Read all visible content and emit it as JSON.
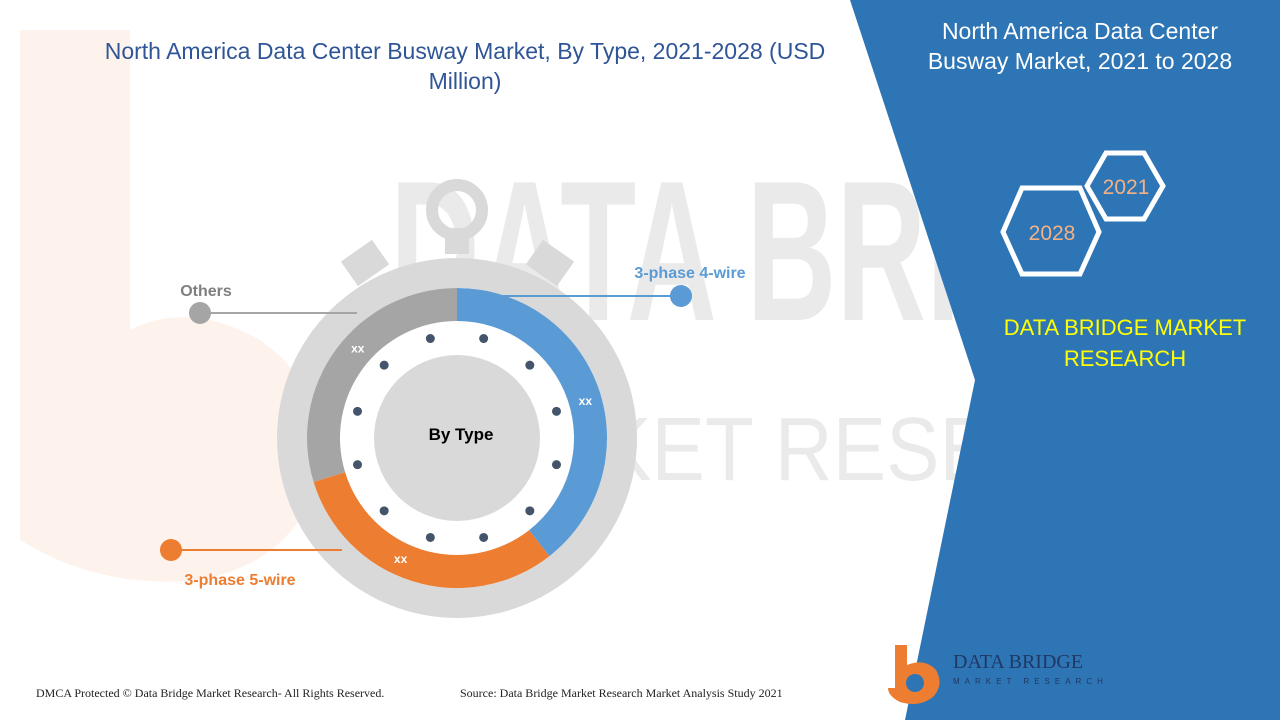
{
  "title": "North America Data Center Busway Market, By Type, 2021-2028 (USD Million)",
  "panel": {
    "title": "North America Data Center Busway Market, 2021 to 2028",
    "year_start": "2021",
    "year_end": "2028",
    "brand_name": "DATA BRIDGE MARKET RESEARCH",
    "logo_text": "DATA BRIDGE",
    "logo_subtext": "MARKET RESEARCH"
  },
  "watermark": {
    "line1": "DATA BRIDGE",
    "line2": "MARKET RESEARCH"
  },
  "colors": {
    "accent_blue": "#2e75b6",
    "segment_blue": "#5b9bd5",
    "segment_orange": "#ed7d31",
    "segment_gray": "#a5a5a5",
    "brand_yellow": "#ffff00"
  },
  "chart_data": {
    "type": "pie",
    "center_label": "By Type",
    "segments": [
      {
        "name": "3-phase 4-wire",
        "value_label": "xx",
        "color": "#5b9bd5"
      },
      {
        "name": "3-phase 5-wire",
        "value_label": "xx",
        "color": "#ed7d31"
      },
      {
        "name": "Others",
        "value_label": "xx",
        "color": "#a5a5a5"
      }
    ]
  },
  "footer": {
    "copyright": "DMCA Protected © Data Bridge Market Research- All Rights Reserved.",
    "source": "Source: Data Bridge Market Research Market Analysis Study 2021"
  }
}
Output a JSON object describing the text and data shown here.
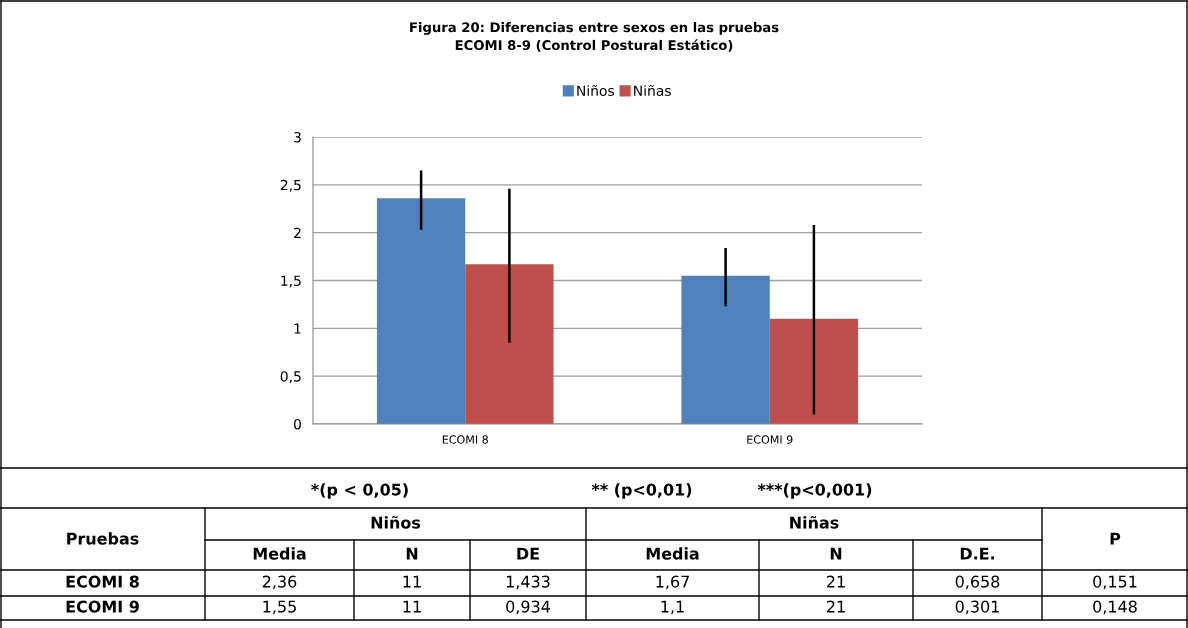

++++

_WRITTEN INSTRUCTION_
Repeat the material above verbatim, with no pictures in the output.

_THE COMPLETED TASK_
Read all visible content and emit it as JSON.
{
  "title": "North America Data Center Busway Market, By Type, 2021-2028 (USD Million)",
  "panel": {
    "title": "North America Data Center Busway Market, 2021 to 2028",
    "year_start": "2021",
    "year_end": "2028",
    "brand_name": "DATA BRIDGE MARKET RESEARCH",
    "logo_text": "DATA BRIDGE",
    "logo_subtext": "MARKET RESEARCH"
  },
  "watermark": {
    "line1": "DATA BRIDGE",
    "line2": "MARKET RESEARCH"
  },
  "colors": {
    "accent_blue": "#2e75b6",
    "segment_blue": "#5b9bd5",
    "segment_orange": "#ed7d31",
    "segment_gray": "#a5a5a5",
    "brand_yellow": "#ffff00"
  },
  "chart_data": {
    "type": "pie",
    "center_label": "By Type",
    "segments": [
      {
        "name": "3-phase 4-wire",
        "value_label": "xx",
        "color": "#5b9bd5"
      },
      {
        "name": "3-phase 5-wire",
        "value_label": "xx",
        "color": "#ed7d31"
      },
      {
        "name": "Others",
        "value_label": "xx",
        "color": "#a5a5a5"
      }
    ]
  },
  "footer": {
    "copyright": "DMCA Protected © Data Bridge Market Research- All Rights Reserved.",
    "source": "Source: Data Bridge Market Research Market Analysis Study 2021"
  }
}
Output a JSON object describing the text and data shown here.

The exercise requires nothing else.